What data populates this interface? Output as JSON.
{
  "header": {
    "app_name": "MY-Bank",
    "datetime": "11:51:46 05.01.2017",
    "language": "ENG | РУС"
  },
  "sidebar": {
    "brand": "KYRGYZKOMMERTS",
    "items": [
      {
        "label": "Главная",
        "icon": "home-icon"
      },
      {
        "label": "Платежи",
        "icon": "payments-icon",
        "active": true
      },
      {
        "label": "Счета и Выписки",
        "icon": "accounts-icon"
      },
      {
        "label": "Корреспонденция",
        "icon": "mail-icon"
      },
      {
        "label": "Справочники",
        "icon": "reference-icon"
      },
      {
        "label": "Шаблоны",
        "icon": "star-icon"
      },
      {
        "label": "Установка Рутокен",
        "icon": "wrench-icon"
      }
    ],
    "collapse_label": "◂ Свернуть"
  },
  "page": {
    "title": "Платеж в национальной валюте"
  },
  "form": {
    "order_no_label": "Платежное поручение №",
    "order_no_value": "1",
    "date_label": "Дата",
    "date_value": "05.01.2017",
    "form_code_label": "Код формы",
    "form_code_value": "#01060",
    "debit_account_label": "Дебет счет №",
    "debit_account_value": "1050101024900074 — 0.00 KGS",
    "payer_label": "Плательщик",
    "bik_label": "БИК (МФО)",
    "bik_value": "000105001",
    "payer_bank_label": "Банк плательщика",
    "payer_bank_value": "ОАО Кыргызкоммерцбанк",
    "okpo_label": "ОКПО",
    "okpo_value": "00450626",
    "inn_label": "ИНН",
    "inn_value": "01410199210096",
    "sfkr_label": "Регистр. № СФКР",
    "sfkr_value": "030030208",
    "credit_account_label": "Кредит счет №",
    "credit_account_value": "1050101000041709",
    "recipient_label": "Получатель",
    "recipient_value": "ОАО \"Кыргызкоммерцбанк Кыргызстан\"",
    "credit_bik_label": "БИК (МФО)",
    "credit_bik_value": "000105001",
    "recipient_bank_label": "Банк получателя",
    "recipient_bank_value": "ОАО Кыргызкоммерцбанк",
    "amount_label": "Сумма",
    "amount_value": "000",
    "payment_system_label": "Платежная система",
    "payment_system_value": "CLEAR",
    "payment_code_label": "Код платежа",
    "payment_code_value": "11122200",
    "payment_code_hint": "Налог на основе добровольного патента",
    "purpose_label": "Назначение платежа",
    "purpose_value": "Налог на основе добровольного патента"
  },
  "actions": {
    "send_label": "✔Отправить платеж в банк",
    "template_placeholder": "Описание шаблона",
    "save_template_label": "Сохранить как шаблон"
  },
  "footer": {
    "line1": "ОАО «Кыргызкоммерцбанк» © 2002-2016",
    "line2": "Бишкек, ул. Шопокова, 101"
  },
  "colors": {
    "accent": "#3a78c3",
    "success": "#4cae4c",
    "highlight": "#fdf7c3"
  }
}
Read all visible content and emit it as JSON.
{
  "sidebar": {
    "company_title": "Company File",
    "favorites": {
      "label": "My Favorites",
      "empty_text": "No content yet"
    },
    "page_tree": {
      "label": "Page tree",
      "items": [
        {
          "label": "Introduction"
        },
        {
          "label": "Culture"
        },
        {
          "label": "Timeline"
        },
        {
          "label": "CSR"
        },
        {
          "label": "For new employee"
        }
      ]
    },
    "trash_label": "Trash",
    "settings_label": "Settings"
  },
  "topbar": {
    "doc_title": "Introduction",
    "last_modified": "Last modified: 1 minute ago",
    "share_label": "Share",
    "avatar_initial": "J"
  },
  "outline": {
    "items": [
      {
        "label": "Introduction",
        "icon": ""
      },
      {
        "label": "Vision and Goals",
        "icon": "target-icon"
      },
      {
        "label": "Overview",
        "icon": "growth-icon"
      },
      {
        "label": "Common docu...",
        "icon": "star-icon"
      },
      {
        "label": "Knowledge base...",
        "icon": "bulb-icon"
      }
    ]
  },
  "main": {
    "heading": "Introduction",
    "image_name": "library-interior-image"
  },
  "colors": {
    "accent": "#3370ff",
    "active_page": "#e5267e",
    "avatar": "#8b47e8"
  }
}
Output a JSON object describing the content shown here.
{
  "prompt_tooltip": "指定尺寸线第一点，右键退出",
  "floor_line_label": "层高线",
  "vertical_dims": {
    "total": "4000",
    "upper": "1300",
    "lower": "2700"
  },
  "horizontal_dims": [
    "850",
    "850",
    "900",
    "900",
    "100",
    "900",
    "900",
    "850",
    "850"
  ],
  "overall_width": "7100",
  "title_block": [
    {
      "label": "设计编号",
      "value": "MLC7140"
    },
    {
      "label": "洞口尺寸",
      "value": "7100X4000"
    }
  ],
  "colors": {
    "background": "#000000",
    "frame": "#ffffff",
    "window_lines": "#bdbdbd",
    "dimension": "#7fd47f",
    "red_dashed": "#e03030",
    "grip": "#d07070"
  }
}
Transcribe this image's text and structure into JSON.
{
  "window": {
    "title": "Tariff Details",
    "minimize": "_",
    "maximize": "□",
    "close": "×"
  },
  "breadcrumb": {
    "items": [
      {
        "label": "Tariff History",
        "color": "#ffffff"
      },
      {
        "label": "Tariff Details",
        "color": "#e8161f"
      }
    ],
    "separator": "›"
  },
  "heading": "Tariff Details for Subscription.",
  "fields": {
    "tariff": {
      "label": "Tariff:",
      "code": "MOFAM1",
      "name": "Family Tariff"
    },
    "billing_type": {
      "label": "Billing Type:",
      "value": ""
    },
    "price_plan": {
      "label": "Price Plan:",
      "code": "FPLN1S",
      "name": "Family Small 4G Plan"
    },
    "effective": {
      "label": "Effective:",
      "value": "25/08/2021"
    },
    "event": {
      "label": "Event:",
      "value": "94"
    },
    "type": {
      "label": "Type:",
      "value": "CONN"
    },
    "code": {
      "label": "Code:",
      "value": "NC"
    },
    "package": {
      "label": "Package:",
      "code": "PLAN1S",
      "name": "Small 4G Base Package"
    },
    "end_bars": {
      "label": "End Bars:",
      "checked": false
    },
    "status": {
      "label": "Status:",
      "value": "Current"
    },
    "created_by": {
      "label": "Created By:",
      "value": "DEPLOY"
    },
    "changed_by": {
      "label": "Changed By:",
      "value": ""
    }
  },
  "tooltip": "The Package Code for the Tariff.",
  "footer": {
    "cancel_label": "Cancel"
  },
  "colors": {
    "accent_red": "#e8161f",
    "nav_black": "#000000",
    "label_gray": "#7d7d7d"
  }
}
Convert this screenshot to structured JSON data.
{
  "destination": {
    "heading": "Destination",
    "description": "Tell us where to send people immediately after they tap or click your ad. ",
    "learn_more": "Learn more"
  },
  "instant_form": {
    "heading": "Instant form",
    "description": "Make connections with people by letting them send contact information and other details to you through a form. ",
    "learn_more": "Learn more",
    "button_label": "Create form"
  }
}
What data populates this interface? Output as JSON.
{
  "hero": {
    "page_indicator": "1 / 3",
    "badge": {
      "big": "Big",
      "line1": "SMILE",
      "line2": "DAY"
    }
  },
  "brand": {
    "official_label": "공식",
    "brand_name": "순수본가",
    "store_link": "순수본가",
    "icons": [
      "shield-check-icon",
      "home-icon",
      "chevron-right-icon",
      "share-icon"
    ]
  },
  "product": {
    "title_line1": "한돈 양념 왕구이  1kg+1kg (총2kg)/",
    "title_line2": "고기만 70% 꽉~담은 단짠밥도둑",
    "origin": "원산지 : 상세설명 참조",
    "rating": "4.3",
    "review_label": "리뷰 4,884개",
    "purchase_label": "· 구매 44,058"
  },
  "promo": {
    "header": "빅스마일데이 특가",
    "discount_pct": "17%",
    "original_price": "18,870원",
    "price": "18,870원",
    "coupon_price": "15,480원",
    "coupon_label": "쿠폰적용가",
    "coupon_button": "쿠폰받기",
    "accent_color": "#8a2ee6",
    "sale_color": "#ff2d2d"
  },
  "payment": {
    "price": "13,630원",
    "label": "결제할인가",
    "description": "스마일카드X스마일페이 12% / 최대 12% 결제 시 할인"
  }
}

- **GOAL**
Copy out every line of the data that includes the word "Learn".

- **TASK OUTPUT**
    "learn_more": "Learn more"
    "learn_more": "Learn more",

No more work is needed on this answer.